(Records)
********

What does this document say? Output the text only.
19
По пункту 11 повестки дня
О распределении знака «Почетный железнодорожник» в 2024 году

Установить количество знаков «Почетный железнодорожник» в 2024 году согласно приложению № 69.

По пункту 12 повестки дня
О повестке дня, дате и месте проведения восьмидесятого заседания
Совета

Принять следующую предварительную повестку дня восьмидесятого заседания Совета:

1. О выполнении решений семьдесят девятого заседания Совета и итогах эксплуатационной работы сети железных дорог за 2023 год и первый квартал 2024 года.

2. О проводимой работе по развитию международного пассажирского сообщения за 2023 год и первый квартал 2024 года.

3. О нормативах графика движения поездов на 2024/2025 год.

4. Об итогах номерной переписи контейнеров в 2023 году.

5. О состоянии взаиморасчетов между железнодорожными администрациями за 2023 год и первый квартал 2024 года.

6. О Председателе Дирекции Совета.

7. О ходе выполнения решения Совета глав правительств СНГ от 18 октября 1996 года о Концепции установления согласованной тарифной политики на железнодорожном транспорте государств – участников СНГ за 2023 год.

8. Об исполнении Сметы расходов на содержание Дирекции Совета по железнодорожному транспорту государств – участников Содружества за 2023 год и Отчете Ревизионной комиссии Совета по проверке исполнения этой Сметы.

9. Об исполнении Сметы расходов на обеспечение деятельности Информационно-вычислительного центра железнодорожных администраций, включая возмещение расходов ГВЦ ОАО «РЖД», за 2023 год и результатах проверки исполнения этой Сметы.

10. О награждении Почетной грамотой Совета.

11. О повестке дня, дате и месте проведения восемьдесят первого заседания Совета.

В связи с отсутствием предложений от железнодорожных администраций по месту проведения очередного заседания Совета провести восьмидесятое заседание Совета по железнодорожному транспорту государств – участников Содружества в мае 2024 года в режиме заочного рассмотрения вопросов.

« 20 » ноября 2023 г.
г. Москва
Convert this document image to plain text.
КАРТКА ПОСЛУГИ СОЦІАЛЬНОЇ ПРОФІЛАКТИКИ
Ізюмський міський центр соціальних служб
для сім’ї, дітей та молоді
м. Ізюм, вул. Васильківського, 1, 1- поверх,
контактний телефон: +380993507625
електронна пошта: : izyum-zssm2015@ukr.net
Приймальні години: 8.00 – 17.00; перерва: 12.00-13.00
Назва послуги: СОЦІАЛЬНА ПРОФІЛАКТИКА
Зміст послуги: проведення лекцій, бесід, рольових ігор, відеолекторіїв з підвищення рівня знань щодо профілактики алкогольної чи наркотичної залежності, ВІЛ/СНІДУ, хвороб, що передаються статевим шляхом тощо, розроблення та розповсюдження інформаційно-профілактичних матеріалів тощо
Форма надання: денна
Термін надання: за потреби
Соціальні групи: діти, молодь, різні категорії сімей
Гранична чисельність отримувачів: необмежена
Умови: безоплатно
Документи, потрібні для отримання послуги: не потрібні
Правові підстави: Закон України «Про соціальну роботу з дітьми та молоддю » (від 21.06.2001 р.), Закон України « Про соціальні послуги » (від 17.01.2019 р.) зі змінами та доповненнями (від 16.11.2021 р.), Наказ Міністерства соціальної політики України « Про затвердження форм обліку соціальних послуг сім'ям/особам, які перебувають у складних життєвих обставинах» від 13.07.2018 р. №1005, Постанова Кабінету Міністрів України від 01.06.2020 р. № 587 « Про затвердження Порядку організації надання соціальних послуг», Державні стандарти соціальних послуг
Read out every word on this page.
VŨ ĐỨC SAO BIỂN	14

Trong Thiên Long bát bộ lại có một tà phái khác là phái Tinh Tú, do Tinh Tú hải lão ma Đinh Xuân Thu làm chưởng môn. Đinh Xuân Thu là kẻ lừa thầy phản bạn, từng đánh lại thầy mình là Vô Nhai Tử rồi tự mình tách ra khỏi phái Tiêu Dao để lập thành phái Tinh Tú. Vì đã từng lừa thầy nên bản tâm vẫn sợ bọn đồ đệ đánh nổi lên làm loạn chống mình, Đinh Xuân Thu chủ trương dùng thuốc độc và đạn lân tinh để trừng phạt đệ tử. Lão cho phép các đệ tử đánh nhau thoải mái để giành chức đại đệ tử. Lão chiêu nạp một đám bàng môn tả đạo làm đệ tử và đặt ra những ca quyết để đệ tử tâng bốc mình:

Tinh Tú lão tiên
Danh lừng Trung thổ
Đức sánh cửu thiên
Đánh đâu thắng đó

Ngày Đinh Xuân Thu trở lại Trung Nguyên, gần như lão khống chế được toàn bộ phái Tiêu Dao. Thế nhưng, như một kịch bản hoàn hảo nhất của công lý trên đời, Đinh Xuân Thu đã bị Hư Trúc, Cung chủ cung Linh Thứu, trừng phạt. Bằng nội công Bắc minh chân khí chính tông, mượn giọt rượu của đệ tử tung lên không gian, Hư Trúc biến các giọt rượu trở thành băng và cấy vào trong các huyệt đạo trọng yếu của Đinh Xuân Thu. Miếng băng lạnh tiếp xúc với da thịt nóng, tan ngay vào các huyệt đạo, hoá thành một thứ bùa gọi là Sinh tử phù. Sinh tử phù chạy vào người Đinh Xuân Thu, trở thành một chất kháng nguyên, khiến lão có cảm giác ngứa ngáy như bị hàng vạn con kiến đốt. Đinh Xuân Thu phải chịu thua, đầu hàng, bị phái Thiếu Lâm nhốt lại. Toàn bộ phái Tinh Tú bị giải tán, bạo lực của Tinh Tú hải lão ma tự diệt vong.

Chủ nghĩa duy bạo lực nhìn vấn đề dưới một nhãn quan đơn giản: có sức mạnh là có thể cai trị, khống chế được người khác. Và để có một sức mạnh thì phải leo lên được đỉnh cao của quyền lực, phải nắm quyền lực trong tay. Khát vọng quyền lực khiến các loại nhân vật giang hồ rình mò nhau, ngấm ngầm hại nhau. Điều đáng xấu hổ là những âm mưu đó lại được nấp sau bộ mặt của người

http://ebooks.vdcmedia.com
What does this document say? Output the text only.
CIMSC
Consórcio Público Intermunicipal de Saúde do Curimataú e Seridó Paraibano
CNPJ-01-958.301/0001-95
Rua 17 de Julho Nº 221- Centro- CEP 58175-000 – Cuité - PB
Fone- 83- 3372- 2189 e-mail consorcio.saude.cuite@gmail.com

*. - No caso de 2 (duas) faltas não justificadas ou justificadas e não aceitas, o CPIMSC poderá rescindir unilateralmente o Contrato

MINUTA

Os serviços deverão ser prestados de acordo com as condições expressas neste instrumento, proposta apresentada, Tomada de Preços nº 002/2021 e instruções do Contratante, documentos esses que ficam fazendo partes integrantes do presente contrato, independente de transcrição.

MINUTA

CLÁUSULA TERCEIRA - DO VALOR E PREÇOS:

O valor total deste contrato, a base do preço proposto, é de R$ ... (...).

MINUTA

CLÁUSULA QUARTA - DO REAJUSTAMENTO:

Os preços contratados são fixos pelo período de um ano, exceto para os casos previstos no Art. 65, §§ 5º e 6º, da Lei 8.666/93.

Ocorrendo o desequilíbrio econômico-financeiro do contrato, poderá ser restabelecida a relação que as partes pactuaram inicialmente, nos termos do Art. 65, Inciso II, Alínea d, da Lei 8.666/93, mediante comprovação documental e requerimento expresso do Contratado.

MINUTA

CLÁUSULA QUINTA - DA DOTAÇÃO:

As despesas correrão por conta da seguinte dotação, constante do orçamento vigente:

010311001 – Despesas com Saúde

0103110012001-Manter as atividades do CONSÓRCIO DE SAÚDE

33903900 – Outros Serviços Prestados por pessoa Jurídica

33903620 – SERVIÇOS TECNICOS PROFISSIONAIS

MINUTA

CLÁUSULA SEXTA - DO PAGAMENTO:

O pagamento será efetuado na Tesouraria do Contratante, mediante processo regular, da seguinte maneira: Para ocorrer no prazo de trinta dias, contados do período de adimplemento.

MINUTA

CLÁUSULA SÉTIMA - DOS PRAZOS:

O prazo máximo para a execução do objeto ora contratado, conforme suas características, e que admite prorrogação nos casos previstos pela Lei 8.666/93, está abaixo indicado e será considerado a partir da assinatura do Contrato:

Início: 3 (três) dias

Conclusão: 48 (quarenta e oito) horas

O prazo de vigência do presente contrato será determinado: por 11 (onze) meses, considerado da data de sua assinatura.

********

■ **Set task**: Scan the material above. Extract every line in which the word "partes" occurs.

■ **Task answer**:
Os serviços deverão ser prestados de acordo com as condições expressas neste instrumento, proposta apresentada, Tomada de Preços nº 002/2021 e instruções do Contratante, documentos esses que ficam fazendo partes integrantes do presente contrato, independente de transcrição.
Ocorrendo o desequilíbrio econômico-financeiro do contrato, poderá ser restabelecida a relação que as partes pactuaram inicialmente, nos termos do Art. 65, Inciso II, Alínea d, da Lei 8.666/93, mediante comprovação documental e requerimento expresso do Contratado.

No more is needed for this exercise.